# [WHAT YOU HAVE TO DO]
Count how many lines mention the word "pagadora". Write that number alone.

# [SUPPLIED DATA]
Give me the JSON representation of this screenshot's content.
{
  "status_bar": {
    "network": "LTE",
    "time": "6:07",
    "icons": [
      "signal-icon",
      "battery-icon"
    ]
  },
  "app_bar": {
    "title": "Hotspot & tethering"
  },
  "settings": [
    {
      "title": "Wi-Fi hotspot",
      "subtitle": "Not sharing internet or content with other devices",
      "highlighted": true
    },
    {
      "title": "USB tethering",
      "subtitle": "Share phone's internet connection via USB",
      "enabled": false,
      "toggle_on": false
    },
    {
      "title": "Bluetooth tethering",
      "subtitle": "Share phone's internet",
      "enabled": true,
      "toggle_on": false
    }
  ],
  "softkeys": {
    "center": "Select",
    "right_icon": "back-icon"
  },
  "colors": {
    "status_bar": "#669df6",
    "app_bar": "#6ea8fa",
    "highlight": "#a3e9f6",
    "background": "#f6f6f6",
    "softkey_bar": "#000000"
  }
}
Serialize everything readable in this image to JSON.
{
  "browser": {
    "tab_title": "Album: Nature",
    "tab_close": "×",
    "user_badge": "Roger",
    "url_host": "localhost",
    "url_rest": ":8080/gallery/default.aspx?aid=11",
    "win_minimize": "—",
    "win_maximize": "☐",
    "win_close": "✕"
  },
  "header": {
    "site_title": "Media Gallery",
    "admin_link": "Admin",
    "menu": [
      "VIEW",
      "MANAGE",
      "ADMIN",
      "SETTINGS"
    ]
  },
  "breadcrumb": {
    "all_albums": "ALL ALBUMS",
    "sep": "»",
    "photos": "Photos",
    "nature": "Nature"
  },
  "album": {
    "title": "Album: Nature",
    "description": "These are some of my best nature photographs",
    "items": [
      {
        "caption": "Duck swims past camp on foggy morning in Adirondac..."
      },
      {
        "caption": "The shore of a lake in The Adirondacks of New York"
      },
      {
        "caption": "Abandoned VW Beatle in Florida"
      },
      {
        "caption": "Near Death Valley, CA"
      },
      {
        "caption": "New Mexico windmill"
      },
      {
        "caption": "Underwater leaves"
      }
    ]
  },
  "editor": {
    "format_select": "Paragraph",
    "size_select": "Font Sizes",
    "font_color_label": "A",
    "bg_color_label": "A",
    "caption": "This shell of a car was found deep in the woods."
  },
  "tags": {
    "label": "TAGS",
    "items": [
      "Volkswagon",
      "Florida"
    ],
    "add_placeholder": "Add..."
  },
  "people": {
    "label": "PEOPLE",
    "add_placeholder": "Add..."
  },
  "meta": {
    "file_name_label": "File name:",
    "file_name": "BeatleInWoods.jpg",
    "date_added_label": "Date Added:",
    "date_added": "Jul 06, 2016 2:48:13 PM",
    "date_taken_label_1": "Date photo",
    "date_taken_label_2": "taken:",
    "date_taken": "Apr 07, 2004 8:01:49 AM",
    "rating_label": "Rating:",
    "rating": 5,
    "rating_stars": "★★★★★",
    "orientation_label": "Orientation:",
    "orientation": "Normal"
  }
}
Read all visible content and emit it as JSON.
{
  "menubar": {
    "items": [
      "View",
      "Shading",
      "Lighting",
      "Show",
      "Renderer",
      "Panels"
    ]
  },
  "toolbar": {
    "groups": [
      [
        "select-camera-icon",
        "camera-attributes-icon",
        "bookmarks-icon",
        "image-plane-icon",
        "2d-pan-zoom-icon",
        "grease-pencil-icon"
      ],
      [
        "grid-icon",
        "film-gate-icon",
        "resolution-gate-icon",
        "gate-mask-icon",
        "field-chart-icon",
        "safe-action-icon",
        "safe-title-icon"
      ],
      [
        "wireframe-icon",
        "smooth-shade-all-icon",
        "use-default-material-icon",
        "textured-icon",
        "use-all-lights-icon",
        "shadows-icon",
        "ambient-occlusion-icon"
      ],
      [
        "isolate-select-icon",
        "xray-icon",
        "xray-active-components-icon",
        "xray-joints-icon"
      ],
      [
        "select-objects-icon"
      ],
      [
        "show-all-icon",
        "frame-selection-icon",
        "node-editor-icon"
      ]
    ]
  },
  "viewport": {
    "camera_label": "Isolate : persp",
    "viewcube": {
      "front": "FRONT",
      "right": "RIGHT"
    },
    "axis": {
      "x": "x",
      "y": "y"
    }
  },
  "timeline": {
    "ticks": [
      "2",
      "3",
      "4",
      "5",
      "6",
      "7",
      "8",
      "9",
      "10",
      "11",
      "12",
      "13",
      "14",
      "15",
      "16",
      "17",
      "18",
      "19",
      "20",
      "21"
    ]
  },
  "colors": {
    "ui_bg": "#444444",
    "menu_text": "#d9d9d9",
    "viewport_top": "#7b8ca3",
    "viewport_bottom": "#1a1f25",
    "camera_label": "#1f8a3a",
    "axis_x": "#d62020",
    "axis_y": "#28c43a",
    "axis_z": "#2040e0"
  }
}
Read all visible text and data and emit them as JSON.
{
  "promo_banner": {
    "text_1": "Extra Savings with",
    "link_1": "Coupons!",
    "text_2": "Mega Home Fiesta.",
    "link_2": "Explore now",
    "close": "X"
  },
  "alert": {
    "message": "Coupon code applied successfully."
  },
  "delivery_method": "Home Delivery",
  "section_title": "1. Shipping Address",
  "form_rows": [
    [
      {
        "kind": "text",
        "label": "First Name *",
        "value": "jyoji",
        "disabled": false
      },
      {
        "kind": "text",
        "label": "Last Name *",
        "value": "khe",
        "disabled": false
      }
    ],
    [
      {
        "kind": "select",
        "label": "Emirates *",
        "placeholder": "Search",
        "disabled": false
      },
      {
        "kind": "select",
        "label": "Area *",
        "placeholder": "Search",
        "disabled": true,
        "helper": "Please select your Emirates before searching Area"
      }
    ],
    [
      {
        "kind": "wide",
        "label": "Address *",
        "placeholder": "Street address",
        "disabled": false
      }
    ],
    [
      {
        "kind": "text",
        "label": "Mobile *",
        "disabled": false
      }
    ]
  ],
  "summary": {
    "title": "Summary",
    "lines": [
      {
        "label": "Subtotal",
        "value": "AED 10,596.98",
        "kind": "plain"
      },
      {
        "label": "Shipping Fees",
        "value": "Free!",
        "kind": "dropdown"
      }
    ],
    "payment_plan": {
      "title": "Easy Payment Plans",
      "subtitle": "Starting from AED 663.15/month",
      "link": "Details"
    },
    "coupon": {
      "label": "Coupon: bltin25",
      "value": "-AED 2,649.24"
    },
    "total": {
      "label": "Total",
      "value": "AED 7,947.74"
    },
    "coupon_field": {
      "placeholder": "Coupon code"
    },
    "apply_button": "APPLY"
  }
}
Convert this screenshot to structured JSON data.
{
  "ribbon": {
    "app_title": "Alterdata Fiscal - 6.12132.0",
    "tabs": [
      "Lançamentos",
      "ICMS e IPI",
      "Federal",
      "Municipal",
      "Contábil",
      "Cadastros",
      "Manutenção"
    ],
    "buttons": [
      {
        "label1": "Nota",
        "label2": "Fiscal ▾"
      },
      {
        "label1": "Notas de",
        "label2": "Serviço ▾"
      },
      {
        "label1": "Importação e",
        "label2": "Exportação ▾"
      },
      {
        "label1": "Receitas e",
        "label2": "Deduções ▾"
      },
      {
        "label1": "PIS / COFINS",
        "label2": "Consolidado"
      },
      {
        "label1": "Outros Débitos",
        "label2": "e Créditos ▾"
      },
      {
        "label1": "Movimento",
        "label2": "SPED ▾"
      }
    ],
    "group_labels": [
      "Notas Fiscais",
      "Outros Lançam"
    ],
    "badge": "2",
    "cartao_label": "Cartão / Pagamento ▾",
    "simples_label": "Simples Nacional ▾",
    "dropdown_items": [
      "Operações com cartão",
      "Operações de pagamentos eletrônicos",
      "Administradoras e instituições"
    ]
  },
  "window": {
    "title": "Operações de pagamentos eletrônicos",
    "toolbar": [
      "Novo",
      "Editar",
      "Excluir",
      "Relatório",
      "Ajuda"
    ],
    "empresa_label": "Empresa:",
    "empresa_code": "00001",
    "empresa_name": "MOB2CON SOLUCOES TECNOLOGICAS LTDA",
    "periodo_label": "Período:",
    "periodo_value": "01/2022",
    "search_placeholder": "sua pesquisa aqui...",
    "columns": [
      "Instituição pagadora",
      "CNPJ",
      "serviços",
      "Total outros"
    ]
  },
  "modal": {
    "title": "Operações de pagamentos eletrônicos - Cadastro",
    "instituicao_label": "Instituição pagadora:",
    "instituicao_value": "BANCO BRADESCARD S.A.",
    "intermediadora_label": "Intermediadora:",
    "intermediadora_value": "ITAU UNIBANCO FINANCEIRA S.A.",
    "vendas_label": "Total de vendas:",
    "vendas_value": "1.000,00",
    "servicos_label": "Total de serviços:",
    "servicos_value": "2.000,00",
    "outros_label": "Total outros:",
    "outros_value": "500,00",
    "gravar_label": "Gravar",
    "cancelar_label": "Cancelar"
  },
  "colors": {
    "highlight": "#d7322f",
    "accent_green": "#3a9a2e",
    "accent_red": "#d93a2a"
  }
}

# [ANSWER TO THE TASK]
2